- **GIVEN PROBLEM**: Leave out the images and repeat the listing below without a single change.

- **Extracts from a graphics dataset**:
= = = = = = =
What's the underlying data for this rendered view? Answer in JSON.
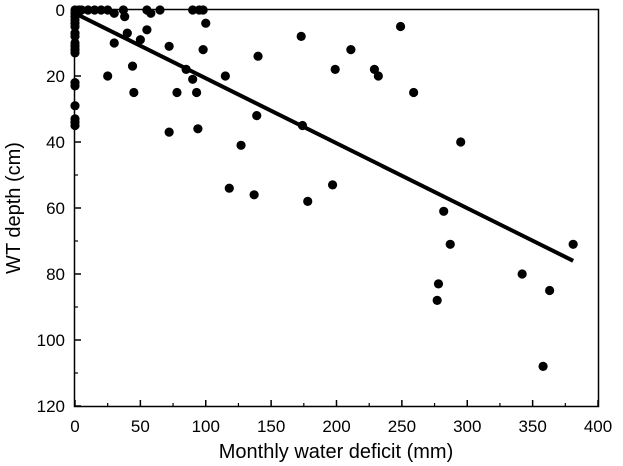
{
  "chart_data": {
    "type": "scatter",
    "xlabel": "Monthly water deficit (mm)",
    "ylabel": "WT depth (cm)",
    "xlim": [
      0,
      400
    ],
    "ylim": [
      0,
      120
    ],
    "y_inverted": true,
    "x_ticks": [
      "0",
      "50",
      "100",
      "150",
      "200",
      "250",
      "300",
      "350",
      "400"
    ],
    "y_ticks": [
      "0",
      "20",
      "40",
      "60",
      "80",
      "100",
      "120"
    ],
    "grid": false,
    "legend": "none",
    "marker_color": "#000000",
    "series": [
      {
        "points": [
          [
            0,
            0
          ],
          [
            0,
            1
          ],
          [
            0,
            2
          ],
          [
            0,
            3
          ],
          [
            0,
            4
          ],
          [
            0,
            5
          ],
          [
            0,
            7
          ],
          [
            0,
            8
          ],
          [
            0,
            10
          ],
          [
            0,
            11
          ],
          [
            0,
            12
          ],
          [
            0,
            13
          ],
          [
            0,
            22
          ],
          [
            0,
            23
          ],
          [
            0,
            29
          ],
          [
            0,
            33
          ],
          [
            0,
            34
          ],
          [
            0,
            35
          ],
          [
            3,
            0
          ],
          [
            5,
            0
          ],
          [
            10,
            0
          ],
          [
            15,
            0
          ],
          [
            20,
            0
          ],
          [
            25,
            0
          ],
          [
            30,
            1
          ],
          [
            37,
            0
          ],
          [
            38,
            2
          ],
          [
            55,
            0
          ],
          [
            58,
            1
          ],
          [
            65,
            0
          ],
          [
            90,
            0
          ],
          [
            95,
            0
          ],
          [
            98,
            0
          ],
          [
            100,
            4
          ],
          [
            25,
            20
          ],
          [
            30,
            10
          ],
          [
            40,
            7
          ],
          [
            44,
            17
          ],
          [
            45,
            25
          ],
          [
            50,
            9
          ],
          [
            55,
            6
          ],
          [
            72,
            11
          ],
          [
            72,
            37
          ],
          [
            78,
            25
          ],
          [
            85,
            18
          ],
          [
            90,
            21
          ],
          [
            93,
            25
          ],
          [
            94,
            36
          ],
          [
            98,
            12
          ],
          [
            115,
            20
          ],
          [
            118,
            54
          ],
          [
            127,
            41
          ],
          [
            137,
            56
          ],
          [
            139,
            32
          ],
          [
            140,
            14
          ],
          [
            173,
            8
          ],
          [
            174,
            35
          ],
          [
            178,
            58
          ],
          [
            197,
            53
          ],
          [
            199,
            18
          ],
          [
            211,
            12
          ],
          [
            229,
            18
          ],
          [
            232,
            20
          ],
          [
            249,
            5
          ],
          [
            259,
            25
          ],
          [
            278,
            83
          ],
          [
            277,
            88
          ],
          [
            282,
            61
          ],
          [
            287,
            71
          ],
          [
            295,
            40
          ],
          [
            342,
            80
          ],
          [
            358,
            108
          ],
          [
            363,
            85
          ],
          [
            381,
            71
          ]
        ]
      }
    ],
    "trendline": {
      "x": [
        0,
        381
      ],
      "y": [
        1,
        76
      ]
    }
  }
}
= = = = = = =
- **OUTPUT**:
What's the underlying data for this rendered view? Answer in JSON.
{
  "chart_data": {
    "type": "scatter",
    "xlabel": "Monthly water deficit (mm)",
    "ylabel": "WT depth (cm)",
    "xlim": [
      0,
      400
    ],
    "ylim": [
      0,
      120
    ],
    "y_inverted": true,
    "x_ticks": [
      "0",
      "50",
      "100",
      "150",
      "200",
      "250",
      "300",
      "350",
      "400"
    ],
    "y_ticks": [
      "0",
      "20",
      "40",
      "60",
      "80",
      "100",
      "120"
    ],
    "grid": false,
    "legend": "none",
    "marker_color": "#000000",
    "series": [
      {
        "points": [
          [
            0,
            0
          ],
          [
            0,
            1
          ],
          [
            0,
            2
          ],
          [
            0,
            3
          ],
          [
            0,
            4
          ],
          [
            0,
            5
          ],
          [
            0,
            7
          ],
          [
            0,
            8
          ],
          [
            0,
            10
          ],
          [
            0,
            11
          ],
          [
            0,
            12
          ],
          [
            0,
            13
          ],
          [
            0,
            22
          ],
          [
            0,
            23
          ],
          [
            0,
            29
          ],
          [
            0,
            33
          ],
          [
            0,
            34
          ],
          [
            0,
            35
          ],
          [
            3,
            0
          ],
          [
            5,
            0
          ],
          [
            10,
            0
          ],
          [
            15,
            0
          ],
          [
            20,
            0
          ],
          [
            25,
            0
          ],
          [
            30,
            1
          ],
          [
            37,
            0
          ],
          [
            38,
            2
          ],
          [
            55,
            0
          ],
          [
            58,
            1
          ],
          [
            65,
            0
          ],
          [
            90,
            0
          ],
          [
            95,
            0
          ],
          [
            98,
            0
          ],
          [
            100,
            4
          ],
          [
            25,
            20
          ],
          [
            30,
            10
          ],
          [
            40,
            7
          ],
          [
            44,
            17
          ],
          [
            45,
            25
          ],
          [
            50,
            9
          ],
          [
            55,
            6
          ],
          [
            72,
            11
          ],
          [
            72,
            37
          ],
          [
            78,
            25
          ],
          [
            85,
            18
          ],
          [
            90,
            21
          ],
          [
            93,
            25
          ],
          [
            94,
            36
          ],
          [
            98,
            12
          ],
          [
            115,
            20
          ],
          [
            118,
            54
          ],
          [
            127,
            41
          ],
          [
            137,
            56
          ],
          [
            139,
            32
          ],
          [
            140,
            14
          ],
          [
            173,
            8
          ],
          [
            174,
            35
          ],
          [
            178,
            58
          ],
          [
            197,
            53
          ],
          [
            199,
            18
          ],
          [
            211,
            12
          ],
          [
            229,
            18
          ],
          [
            232,
            20
          ],
          [
            249,
            5
          ],
          [
            259,
            25
          ],
          [
            278,
            83
          ],
          [
            277,
            88
          ],
          [
            282,
            61
          ],
          [
            287,
            71
          ],
          [
            295,
            40
          ],
          [
            342,
            80
          ],
          [
            358,
            108
          ],
          [
            363,
            85
          ],
          [
            381,
            71
          ]
        ]
      }
    ],
    "trendline": {
      "x": [
        0,
        381
      ],
      "y": [
        1,
        76
      ]
    }
  }
}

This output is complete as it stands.